--- Start of Input for this task ---

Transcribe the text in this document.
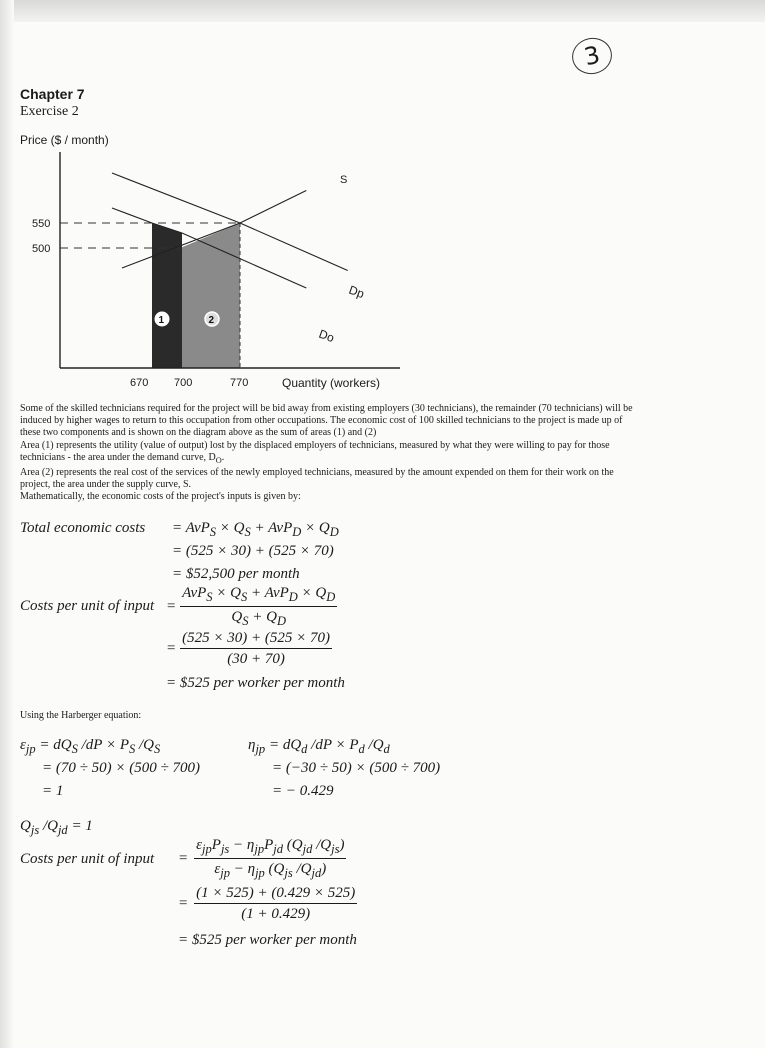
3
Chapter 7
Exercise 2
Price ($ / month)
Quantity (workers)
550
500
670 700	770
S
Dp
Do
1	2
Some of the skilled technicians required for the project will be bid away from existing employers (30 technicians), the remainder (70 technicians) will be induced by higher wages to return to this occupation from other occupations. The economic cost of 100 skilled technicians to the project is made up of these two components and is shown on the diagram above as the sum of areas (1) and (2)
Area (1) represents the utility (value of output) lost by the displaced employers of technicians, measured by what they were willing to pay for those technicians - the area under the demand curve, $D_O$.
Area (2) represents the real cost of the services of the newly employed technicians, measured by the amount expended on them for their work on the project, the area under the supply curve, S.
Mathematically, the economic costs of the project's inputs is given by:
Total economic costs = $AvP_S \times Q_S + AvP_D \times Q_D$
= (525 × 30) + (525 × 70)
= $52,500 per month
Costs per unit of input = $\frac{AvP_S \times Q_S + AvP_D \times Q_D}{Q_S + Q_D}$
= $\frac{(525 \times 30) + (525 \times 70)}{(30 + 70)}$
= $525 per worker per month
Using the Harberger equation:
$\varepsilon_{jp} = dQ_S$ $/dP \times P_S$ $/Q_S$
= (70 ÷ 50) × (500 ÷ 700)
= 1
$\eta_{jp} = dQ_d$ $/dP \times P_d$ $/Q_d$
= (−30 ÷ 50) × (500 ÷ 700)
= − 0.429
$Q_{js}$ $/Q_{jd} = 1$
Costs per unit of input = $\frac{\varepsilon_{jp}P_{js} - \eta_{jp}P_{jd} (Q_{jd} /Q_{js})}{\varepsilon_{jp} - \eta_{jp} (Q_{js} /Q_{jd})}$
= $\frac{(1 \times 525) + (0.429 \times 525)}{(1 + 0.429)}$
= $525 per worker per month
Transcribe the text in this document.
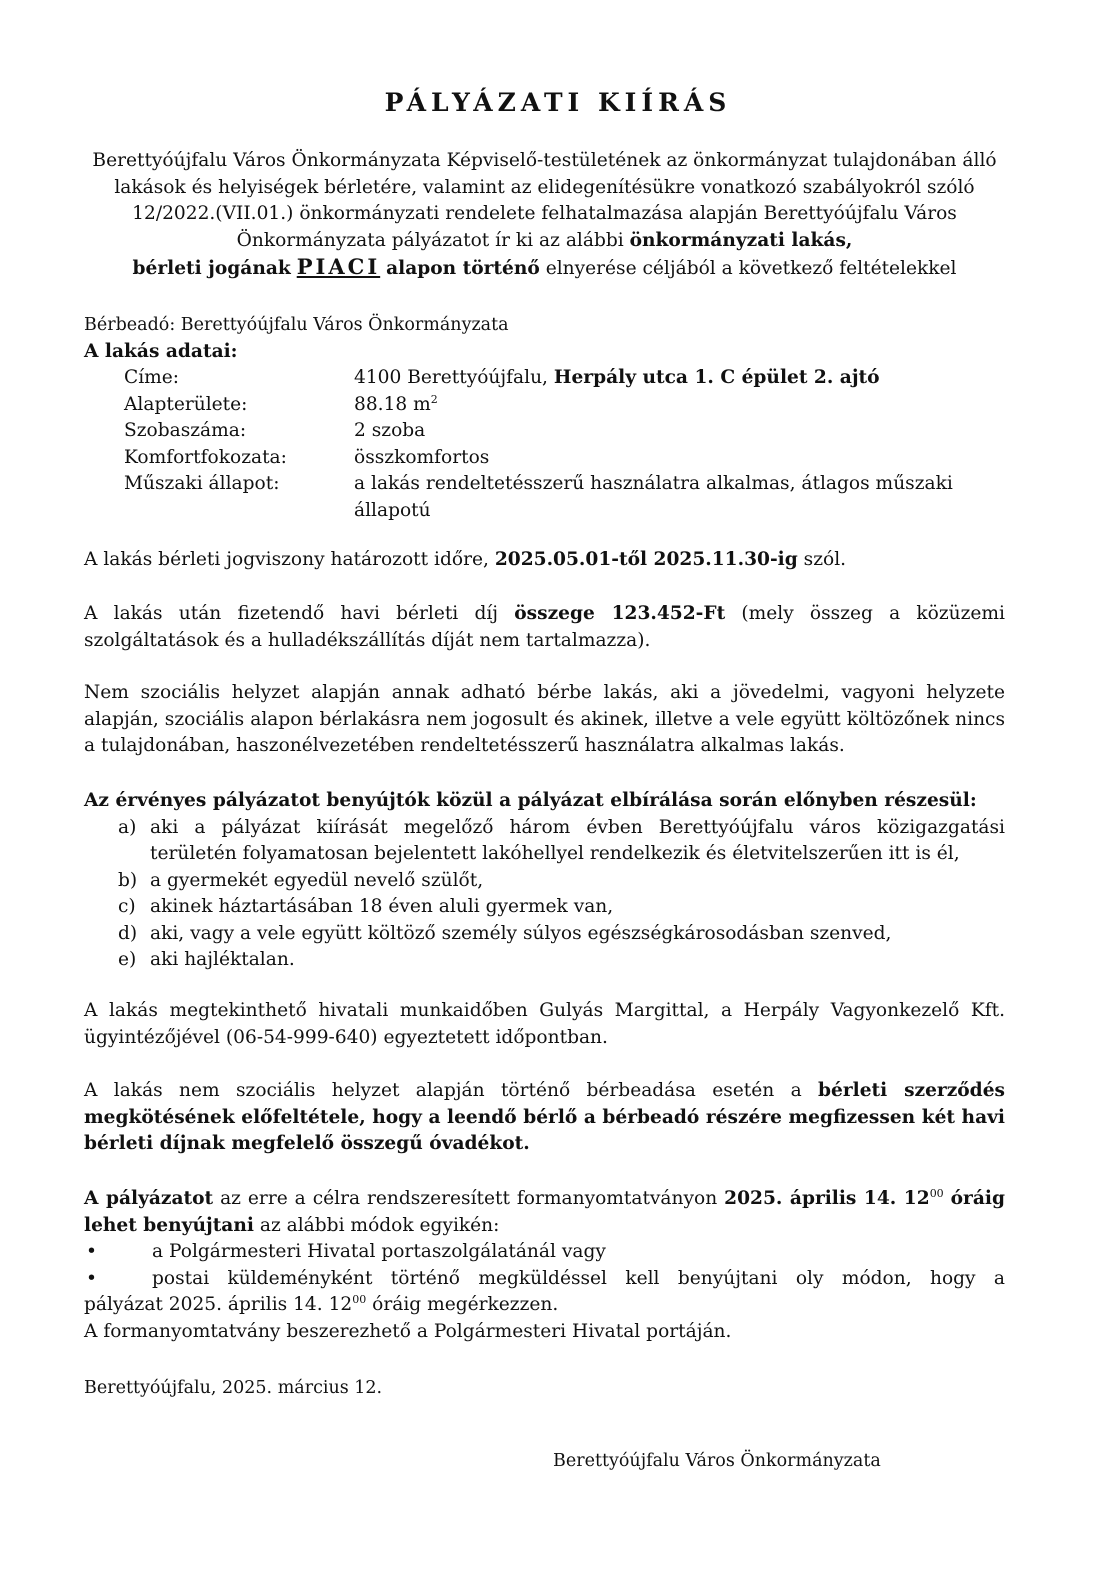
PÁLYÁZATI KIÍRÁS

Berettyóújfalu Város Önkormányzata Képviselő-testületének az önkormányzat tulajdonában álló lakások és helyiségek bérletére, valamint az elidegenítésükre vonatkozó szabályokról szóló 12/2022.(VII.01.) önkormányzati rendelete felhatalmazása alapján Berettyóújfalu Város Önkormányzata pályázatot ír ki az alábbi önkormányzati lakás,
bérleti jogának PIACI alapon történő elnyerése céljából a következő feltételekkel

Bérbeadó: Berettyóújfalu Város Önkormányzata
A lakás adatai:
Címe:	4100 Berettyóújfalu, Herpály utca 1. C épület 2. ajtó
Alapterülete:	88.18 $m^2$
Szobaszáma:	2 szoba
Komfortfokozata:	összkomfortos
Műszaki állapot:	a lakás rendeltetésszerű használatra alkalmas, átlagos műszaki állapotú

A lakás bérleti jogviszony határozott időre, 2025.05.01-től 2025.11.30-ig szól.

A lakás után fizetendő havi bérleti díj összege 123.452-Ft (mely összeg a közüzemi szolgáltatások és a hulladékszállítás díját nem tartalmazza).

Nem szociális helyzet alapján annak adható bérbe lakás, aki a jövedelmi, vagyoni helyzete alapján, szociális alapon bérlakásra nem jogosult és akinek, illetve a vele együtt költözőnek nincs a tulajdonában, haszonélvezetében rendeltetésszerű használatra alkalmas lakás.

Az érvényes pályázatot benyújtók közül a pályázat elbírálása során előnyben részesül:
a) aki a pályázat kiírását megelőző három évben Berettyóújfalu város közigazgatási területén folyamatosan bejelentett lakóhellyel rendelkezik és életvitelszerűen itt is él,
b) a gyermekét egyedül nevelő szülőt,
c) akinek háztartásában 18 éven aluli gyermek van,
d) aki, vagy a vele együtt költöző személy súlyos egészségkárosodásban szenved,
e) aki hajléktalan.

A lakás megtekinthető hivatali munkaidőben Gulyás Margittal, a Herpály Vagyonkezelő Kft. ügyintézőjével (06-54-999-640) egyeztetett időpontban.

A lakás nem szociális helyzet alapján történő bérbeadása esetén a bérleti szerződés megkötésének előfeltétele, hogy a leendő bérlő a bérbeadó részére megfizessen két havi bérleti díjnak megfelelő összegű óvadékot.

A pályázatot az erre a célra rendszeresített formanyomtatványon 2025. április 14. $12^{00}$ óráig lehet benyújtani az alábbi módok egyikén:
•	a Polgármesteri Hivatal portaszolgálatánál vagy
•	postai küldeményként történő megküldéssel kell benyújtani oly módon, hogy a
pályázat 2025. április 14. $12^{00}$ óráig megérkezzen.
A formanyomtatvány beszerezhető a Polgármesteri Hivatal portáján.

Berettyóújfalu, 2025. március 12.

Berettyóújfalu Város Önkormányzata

--- End of Input for this task ---
--- Start of Input for this task ---

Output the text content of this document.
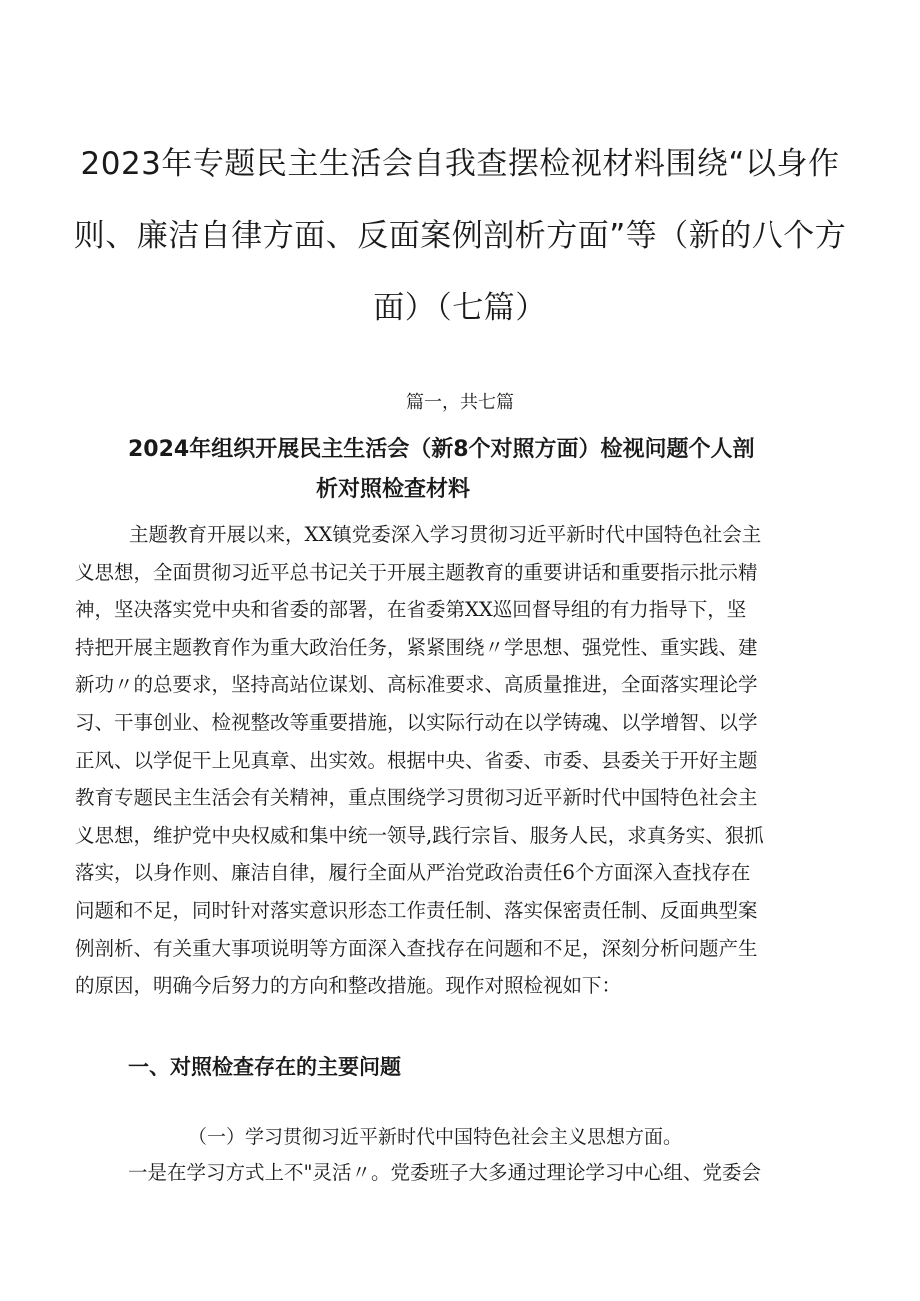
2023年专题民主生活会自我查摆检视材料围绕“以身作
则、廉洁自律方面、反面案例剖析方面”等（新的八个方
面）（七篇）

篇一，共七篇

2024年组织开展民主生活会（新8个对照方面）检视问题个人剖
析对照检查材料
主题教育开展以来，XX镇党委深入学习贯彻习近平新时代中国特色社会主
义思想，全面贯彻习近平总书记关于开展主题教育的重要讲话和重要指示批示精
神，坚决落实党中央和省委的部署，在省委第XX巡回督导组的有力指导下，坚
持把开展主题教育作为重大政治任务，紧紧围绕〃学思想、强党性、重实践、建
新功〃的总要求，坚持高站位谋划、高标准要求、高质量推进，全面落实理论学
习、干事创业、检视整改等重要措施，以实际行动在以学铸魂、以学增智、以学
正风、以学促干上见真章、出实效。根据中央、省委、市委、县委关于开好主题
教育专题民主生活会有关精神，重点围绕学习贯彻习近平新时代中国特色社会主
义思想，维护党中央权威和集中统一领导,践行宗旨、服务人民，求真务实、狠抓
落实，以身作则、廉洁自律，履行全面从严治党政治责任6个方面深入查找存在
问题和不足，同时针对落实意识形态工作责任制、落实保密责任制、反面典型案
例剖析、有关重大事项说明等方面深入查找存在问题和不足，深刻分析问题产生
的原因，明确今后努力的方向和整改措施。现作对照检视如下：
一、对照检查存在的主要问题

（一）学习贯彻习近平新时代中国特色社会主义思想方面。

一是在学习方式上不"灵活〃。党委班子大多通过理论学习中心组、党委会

--- End of Input for this task ---
--- Start of Input for this task ---

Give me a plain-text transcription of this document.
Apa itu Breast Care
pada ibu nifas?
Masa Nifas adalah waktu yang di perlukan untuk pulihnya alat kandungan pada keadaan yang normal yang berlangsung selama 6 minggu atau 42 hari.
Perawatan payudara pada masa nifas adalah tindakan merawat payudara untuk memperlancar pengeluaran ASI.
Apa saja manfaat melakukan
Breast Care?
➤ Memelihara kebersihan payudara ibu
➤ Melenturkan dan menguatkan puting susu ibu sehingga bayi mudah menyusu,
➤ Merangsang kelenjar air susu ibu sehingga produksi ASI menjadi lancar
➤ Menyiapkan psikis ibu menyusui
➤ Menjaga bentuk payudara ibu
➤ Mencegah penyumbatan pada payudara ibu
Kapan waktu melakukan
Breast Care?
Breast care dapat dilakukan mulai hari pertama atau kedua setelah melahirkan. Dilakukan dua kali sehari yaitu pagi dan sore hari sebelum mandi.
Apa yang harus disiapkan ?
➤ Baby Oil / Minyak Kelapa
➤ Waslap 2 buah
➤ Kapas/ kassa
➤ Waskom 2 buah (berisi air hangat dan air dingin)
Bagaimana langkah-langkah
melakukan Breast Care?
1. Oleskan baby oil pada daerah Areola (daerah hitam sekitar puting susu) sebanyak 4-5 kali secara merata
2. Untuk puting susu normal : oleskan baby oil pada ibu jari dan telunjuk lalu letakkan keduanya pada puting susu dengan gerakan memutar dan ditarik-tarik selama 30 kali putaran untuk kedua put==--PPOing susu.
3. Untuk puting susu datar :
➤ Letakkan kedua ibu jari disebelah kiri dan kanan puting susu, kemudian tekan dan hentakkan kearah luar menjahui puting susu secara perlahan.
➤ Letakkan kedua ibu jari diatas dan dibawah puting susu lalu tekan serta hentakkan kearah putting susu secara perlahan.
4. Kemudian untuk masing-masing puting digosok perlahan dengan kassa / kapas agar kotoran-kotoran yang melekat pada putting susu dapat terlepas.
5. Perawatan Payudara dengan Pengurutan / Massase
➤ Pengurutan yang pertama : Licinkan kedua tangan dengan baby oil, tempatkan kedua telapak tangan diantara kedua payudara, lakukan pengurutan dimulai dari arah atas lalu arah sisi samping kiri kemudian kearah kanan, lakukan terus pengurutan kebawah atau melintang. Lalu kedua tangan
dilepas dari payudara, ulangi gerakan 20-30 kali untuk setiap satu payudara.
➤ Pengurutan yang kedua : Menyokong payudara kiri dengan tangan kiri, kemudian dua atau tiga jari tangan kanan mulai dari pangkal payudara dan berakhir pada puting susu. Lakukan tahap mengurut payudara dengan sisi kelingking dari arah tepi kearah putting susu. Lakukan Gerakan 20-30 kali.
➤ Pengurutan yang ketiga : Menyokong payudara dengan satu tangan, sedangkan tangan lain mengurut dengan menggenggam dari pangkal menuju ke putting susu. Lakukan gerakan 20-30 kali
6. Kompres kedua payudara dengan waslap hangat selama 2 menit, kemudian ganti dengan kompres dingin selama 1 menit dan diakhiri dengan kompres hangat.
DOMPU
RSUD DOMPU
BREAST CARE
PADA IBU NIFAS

--- End of Input for this task ---

* **Given problem**: Pull out every line of the entries that includes the word "document".

* **Expected output**:
Transcribe the text in this document.
Transcribe the text in this document.
Output the text content of this document.
Give me a plain-text transcription of this document.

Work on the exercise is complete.